◆ What to work on
Set the listing down again exactly, please, apart from its pictures.

+++ Task data

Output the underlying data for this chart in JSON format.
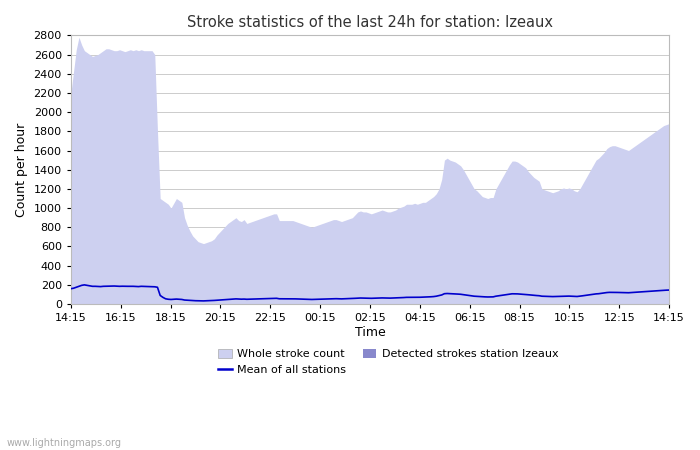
{
  "title": "Stroke statistics of the last 24h for station: Izeaux",
  "xlabel": "Time",
  "ylabel": "Count per hour",
  "watermark": "www.lightningmaps.org",
  "x_labels": [
    "14:15",
    "16:15",
    "18:15",
    "20:15",
    "22:15",
    "00:15",
    "02:15",
    "04:15",
    "06:15",
    "08:15",
    "10:15",
    "12:15",
    "14:15"
  ],
  "ylim": [
    0,
    2800
  ],
  "yticks": [
    0,
    200,
    400,
    600,
    800,
    1000,
    1200,
    1400,
    1600,
    1800,
    2000,
    2200,
    2400,
    2600,
    2800
  ],
  "whole_color": "#cdd0f0",
  "detected_color": "#8888cc",
  "mean_color": "#0000cc",
  "bg_color": "#ffffff",
  "grid_color": "#cccccc",
  "whole_stroke": [
    2190,
    2420,
    2650,
    2780,
    2700,
    2640,
    2620,
    2600,
    2580,
    2590,
    2600,
    2620,
    2640,
    2660,
    2660,
    2650,
    2640,
    2640,
    2650,
    2640,
    2630,
    2640,
    2650,
    2640,
    2650,
    2640,
    2650,
    2640,
    2640,
    2640,
    2640,
    2600,
    1800,
    1100,
    1080,
    1060,
    1040,
    1000,
    1050,
    1100,
    1080,
    1060,
    900,
    820,
    760,
    710,
    680,
    650,
    640,
    630,
    640,
    650,
    660,
    680,
    720,
    750,
    780,
    810,
    840,
    860,
    880,
    900,
    870,
    860,
    880,
    840,
    850,
    860,
    870,
    880,
    890,
    900,
    910,
    920,
    930,
    940,
    940,
    870,
    870,
    870,
    870,
    870,
    870,
    860,
    850,
    840,
    830,
    820,
    810,
    800,
    810,
    820,
    830,
    840,
    850,
    860,
    870,
    880,
    880,
    870,
    860,
    870,
    880,
    890,
    900,
    930,
    960,
    970,
    960,
    960,
    950,
    940,
    950,
    960,
    970,
    980,
    970,
    960,
    960,
    970,
    980,
    1000,
    1010,
    1020,
    1040,
    1040,
    1040,
    1050,
    1040,
    1050,
    1060,
    1060,
    1080,
    1100,
    1120,
    1150,
    1200,
    1300,
    1500,
    1520,
    1500,
    1490,
    1480,
    1460,
    1440,
    1400,
    1350,
    1300,
    1250,
    1200,
    1180,
    1150,
    1120,
    1110,
    1100,
    1110,
    1110,
    1200,
    1250,
    1300,
    1350,
    1400,
    1450,
    1490,
    1490,
    1480,
    1460,
    1440,
    1420,
    1380,
    1350,
    1320,
    1300,
    1280,
    1200,
    1190,
    1180,
    1170,
    1160,
    1170,
    1180,
    1200,
    1210,
    1200,
    1210,
    1200,
    1180,
    1170,
    1200,
    1250,
    1300,
    1350,
    1400,
    1450,
    1500,
    1520,
    1550,
    1580,
    1620,
    1640,
    1650,
    1650,
    1640,
    1630,
    1620,
    1610,
    1600,
    1620,
    1640,
    1660,
    1680,
    1700,
    1720,
    1740,
    1760,
    1780,
    1800,
    1820,
    1840,
    1860,
    1870,
    1880
  ],
  "mean_line": [
    160,
    165,
    175,
    185,
    195,
    200,
    195,
    190,
    185,
    185,
    183,
    182,
    185,
    186,
    187,
    188,
    188,
    186,
    185,
    186,
    185,
    185,
    185,
    185,
    183,
    182,
    185,
    184,
    183,
    182,
    181,
    180,
    175,
    90,
    70,
    55,
    50,
    48,
    50,
    52,
    50,
    48,
    42,
    40,
    38,
    36,
    35,
    34,
    33,
    33,
    34,
    35,
    36,
    38,
    40,
    42,
    44,
    46,
    48,
    50,
    52,
    54,
    52,
    51,
    52,
    50,
    51,
    52,
    53,
    54,
    55,
    56,
    57,
    58,
    59,
    60,
    60,
    55,
    55,
    55,
    55,
    55,
    55,
    54,
    53,
    52,
    51,
    50,
    49,
    48,
    49,
    50,
    51,
    52,
    53,
    54,
    55,
    56,
    56,
    55,
    54,
    55,
    56,
    57,
    58,
    60,
    62,
    63,
    62,
    62,
    61,
    60,
    61,
    62,
    63,
    64,
    63,
    62,
    62,
    63,
    64,
    66,
    67,
    68,
    70,
    70,
    70,
    71,
    70,
    71,
    72,
    72,
    74,
    76,
    78,
    82,
    88,
    95,
    108,
    110,
    108,
    107,
    106,
    104,
    102,
    98,
    94,
    90,
    86,
    82,
    80,
    78,
    76,
    75,
    74,
    75,
    75,
    82,
    86,
    90,
    94,
    98,
    102,
    107,
    107,
    106,
    104,
    102,
    100,
    97,
    94,
    91,
    89,
    87,
    82,
    81,
    80,
    79,
    78,
    79,
    80,
    82,
    83,
    82,
    83,
    82,
    80,
    79,
    82,
    86,
    90,
    94,
    98,
    102,
    106,
    108,
    112,
    116,
    120,
    122,
    122,
    122,
    121,
    120,
    119,
    118,
    118,
    120,
    122,
    124,
    126,
    128,
    130,
    132,
    134,
    136,
    138,
    140,
    142,
    144,
    145,
    146
  ]
}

++++++

◆ Answer for the task
Output the underlying data for this chart in JSON format.
{
  "title": "Stroke statistics of the last 24h for station: Izeaux",
  "xlabel": "Time",
  "ylabel": "Count per hour",
  "watermark": "www.lightningmaps.org",
  "x_labels": [
    "14:15",
    "16:15",
    "18:15",
    "20:15",
    "22:15",
    "00:15",
    "02:15",
    "04:15",
    "06:15",
    "08:15",
    "10:15",
    "12:15",
    "14:15"
  ],
  "ylim": [
    0,
    2800
  ],
  "yticks": [
    0,
    200,
    400,
    600,
    800,
    1000,
    1200,
    1400,
    1600,
    1800,
    2000,
    2200,
    2400,
    2600,
    2800
  ],
  "whole_color": "#cdd0f0",
  "detected_color": "#8888cc",
  "mean_color": "#0000cc",
  "bg_color": "#ffffff",
  "grid_color": "#cccccc",
  "whole_stroke": [
    2190,
    2420,
    2650,
    2780,
    2700,
    2640,
    2620,
    2600,
    2580,
    2590,
    2600,
    2620,
    2640,
    2660,
    2660,
    2650,
    2640,
    2640,
    2650,
    2640,
    2630,
    2640,
    2650,
    2640,
    2650,
    2640,
    2650,
    2640,
    2640,
    2640,
    2640,
    2600,
    1800,
    1100,
    1080,
    1060,
    1040,
    1000,
    1050,
    1100,
    1080,
    1060,
    900,
    820,
    760,
    710,
    680,
    650,
    640,
    630,
    640,
    650,
    660,
    680,
    720,
    750,
    780,
    810,
    840,
    860,
    880,
    900,
    870,
    860,
    880,
    840,
    850,
    860,
    870,
    880,
    890,
    900,
    910,
    920,
    930,
    940,
    940,
    870,
    870,
    870,
    870,
    870,
    870,
    860,
    850,
    840,
    830,
    820,
    810,
    800,
    810,
    820,
    830,
    840,
    850,
    860,
    870,
    880,
    880,
    870,
    860,
    870,
    880,
    890,
    900,
    930,
    960,
    970,
    960,
    960,
    950,
    940,
    950,
    960,
    970,
    980,
    970,
    960,
    960,
    970,
    980,
    1000,
    1010,
    1020,
    1040,
    1040,
    1040,
    1050,
    1040,
    1050,
    1060,
    1060,
    1080,
    1100,
    1120,
    1150,
    1200,
    1300,
    1500,
    1520,
    1500,
    1490,
    1480,
    1460,
    1440,
    1400,
    1350,
    1300,
    1250,
    1200,
    1180,
    1150,
    1120,
    1110,
    1100,
    1110,
    1110,
    1200,
    1250,
    1300,
    1350,
    1400,
    1450,
    1490,
    1490,
    1480,
    1460,
    1440,
    1420,
    1380,
    1350,
    1320,
    1300,
    1280,
    1200,
    1190,
    1180,
    1170,
    1160,
    1170,
    1180,
    1200,
    1210,
    1200,
    1210,
    1200,
    1180,
    1170,
    1200,
    1250,
    1300,
    1350,
    1400,
    1450,
    1500,
    1520,
    1550,
    1580,
    1620,
    1640,
    1650,
    1650,
    1640,
    1630,
    1620,
    1610,
    1600,
    1620,
    1640,
    1660,
    1680,
    1700,
    1720,
    1740,
    1760,
    1780,
    1800,
    1820,
    1840,
    1860,
    1870,
    1880
  ],
  "mean_line": [
    160,
    165,
    175,
    185,
    195,
    200,
    195,
    190,
    185,
    185,
    183,
    182,
    185,
    186,
    187,
    188,
    188,
    186,
    185,
    186,
    185,
    185,
    185,
    185,
    183,
    182,
    185,
    184,
    183,
    182,
    181,
    180,
    175,
    90,
    70,
    55,
    50,
    48,
    50,
    52,
    50,
    48,
    42,
    40,
    38,
    36,
    35,
    34,
    33,
    33,
    34,
    35,
    36,
    38,
    40,
    42,
    44,
    46,
    48,
    50,
    52,
    54,
    52,
    51,
    52,
    50,
    51,
    52,
    53,
    54,
    55,
    56,
    57,
    58,
    59,
    60,
    60,
    55,
    55,
    55,
    55,
    55,
    55,
    54,
    53,
    52,
    51,
    50,
    49,
    48,
    49,
    50,
    51,
    52,
    53,
    54,
    55,
    56,
    56,
    55,
    54,
    55,
    56,
    57,
    58,
    60,
    62,
    63,
    62,
    62,
    61,
    60,
    61,
    62,
    63,
    64,
    63,
    62,
    62,
    63,
    64,
    66,
    67,
    68,
    70,
    70,
    70,
    71,
    70,
    71,
    72,
    72,
    74,
    76,
    78,
    82,
    88,
    95,
    108,
    110,
    108,
    107,
    106,
    104,
    102,
    98,
    94,
    90,
    86,
    82,
    80,
    78,
    76,
    75,
    74,
    75,
    75,
    82,
    86,
    90,
    94,
    98,
    102,
    107,
    107,
    106,
    104,
    102,
    100,
    97,
    94,
    91,
    89,
    87,
    82,
    81,
    80,
    79,
    78,
    79,
    80,
    82,
    83,
    82,
    83,
    82,
    80,
    79,
    82,
    86,
    90,
    94,
    98,
    102,
    106,
    108,
    112,
    116,
    120,
    122,
    122,
    122,
    121,
    120,
    119,
    118,
    118,
    120,
    122,
    124,
    126,
    128,
    130,
    132,
    134,
    136,
    138,
    140,
    142,
    144,
    145,
    146
  ]
}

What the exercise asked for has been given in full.